- _Exercise description_
Retype all of the data. Every line must match exactly.

- _The input_
+++

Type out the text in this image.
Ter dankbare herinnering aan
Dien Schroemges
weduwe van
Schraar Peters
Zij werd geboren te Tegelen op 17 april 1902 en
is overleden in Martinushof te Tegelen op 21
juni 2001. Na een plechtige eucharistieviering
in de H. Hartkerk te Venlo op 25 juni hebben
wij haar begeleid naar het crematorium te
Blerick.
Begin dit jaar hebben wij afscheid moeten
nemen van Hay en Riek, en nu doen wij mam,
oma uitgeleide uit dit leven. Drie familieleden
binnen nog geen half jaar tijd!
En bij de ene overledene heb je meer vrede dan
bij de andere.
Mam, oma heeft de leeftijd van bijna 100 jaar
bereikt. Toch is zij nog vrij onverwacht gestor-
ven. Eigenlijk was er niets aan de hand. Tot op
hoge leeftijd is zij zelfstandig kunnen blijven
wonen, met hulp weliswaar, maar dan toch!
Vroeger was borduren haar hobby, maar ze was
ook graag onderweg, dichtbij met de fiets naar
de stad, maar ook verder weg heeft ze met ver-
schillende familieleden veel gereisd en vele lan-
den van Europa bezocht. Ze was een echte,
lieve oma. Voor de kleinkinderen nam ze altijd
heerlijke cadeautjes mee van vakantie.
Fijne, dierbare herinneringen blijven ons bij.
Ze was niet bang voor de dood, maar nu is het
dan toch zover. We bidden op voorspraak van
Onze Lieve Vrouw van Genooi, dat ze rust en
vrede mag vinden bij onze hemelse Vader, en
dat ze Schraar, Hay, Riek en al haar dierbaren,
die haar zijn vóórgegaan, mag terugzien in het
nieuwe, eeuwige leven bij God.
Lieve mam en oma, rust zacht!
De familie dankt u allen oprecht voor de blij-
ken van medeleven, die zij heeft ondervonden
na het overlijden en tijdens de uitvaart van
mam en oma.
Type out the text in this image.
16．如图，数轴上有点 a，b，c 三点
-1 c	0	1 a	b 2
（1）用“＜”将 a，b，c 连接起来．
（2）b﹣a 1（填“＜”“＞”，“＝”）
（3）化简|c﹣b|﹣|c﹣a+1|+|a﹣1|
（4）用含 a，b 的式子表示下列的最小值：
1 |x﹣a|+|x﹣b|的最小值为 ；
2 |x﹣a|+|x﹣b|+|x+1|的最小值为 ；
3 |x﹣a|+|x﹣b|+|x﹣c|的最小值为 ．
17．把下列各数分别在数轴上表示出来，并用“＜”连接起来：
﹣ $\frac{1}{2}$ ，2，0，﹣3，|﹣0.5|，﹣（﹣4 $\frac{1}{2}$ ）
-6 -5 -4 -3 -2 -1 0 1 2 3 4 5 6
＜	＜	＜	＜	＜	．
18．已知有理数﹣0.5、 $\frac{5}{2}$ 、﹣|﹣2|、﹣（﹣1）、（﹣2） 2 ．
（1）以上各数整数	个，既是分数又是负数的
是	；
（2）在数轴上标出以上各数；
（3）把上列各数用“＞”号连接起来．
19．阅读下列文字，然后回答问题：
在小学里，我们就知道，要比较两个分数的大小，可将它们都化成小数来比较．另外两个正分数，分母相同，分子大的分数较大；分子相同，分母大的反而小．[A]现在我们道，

+++

- _Response to this task_
Type out the text in this image.
Ter dankbare herinnering aan
Dien Schroemges
weduwe van
Schraar Peters
Zij werd geboren te Tegelen op 17 april 1902 en
is overleden in Martinushof te Tegelen op 21
juni 2001. Na een plechtige eucharistieviering
in de H. Hartkerk te Venlo op 25 juni hebben
wij haar begeleid naar het crematorium te
Blerick.
Begin dit jaar hebben wij afscheid moeten
nemen van Hay en Riek, en nu doen wij mam,
oma uitgeleide uit dit leven. Drie familieleden
binnen nog geen half jaar tijd!
En bij de ene overledene heb je meer vrede dan
bij de andere.
Mam, oma heeft de leeftijd van bijna 100 jaar
bereikt. Toch is zij nog vrij onverwacht gestor-
ven. Eigenlijk was er niets aan de hand. Tot op
hoge leeftijd is zij zelfstandig kunnen blijven
wonen, met hulp weliswaar, maar dan toch!
Vroeger was borduren haar hobby, maar ze was
ook graag onderweg, dichtbij met de fiets naar
de stad, maar ook verder weg heeft ze met ver-
schillende familieleden veel gereisd en vele lan-
den van Europa bezocht. Ze was een echte,
lieve oma. Voor de kleinkinderen nam ze altijd
heerlijke cadeautjes mee van vakantie.
Fijne, dierbare herinneringen blijven ons bij.
Ze was niet bang voor de dood, maar nu is het
dan toch zover. We bidden op voorspraak van
Onze Lieve Vrouw van Genooi, dat ze rust en
vrede mag vinden bij onze hemelse Vader, en
dat ze Schraar, Hay, Riek en al haar dierbaren,
die haar zijn vóórgegaan, mag terugzien in het
nieuwe, eeuwige leven bij God.
Lieve mam en oma, rust zacht!
De familie dankt u allen oprecht voor de blij-
ken van medeleven, die zij heeft ondervonden
na het overlijden en tijdens de uitvaart van
mam en oma.
Type out the text in this image.
16．如图，数轴上有点 a，b，c 三点
-1 c	0	1 a	b 2
（1）用“＜”将 a，b，c 连接起来．
（2）b﹣a 1（填“＜”“＞”，“＝”）
（3）化简|c﹣b|﹣|c﹣a+1|+|a﹣1|
（4）用含 a，b 的式子表示下列的最小值：
1 |x﹣a|+|x﹣b|的最小值为 ；
2 |x﹣a|+|x﹣b|+|x+1|的最小值为 ；
3 |x﹣a|+|x﹣b|+|x﹣c|的最小值为 ．
17．把下列各数分别在数轴上表示出来，并用“＜”连接起来：
﹣ $\frac{1}{2}$ ，2，0，﹣3，|﹣0.5|，﹣（﹣4 $\frac{1}{2}$ ）
-6 -5 -4 -3 -2 -1 0 1 2 3 4 5 6
＜	＜	＜	＜	＜	．
18．已知有理数﹣0.5、 $\frac{5}{2}$ 、﹣|﹣2|、﹣（﹣1）、（﹣2） 2 ．
（1）以上各数整数	个，既是分数又是负数的
是	；
（2）在数轴上标出以上各数；
（3）把上列各数用“＞”号连接起来．
19．阅读下列文字，然后回答问题：
在小学里，我们就知道，要比较两个分数的大小，可将它们都化成小数来比较．另外两个正分数，分母相同，分子大的分数较大；分子相同，分母大的反而小．[A]现在我们道，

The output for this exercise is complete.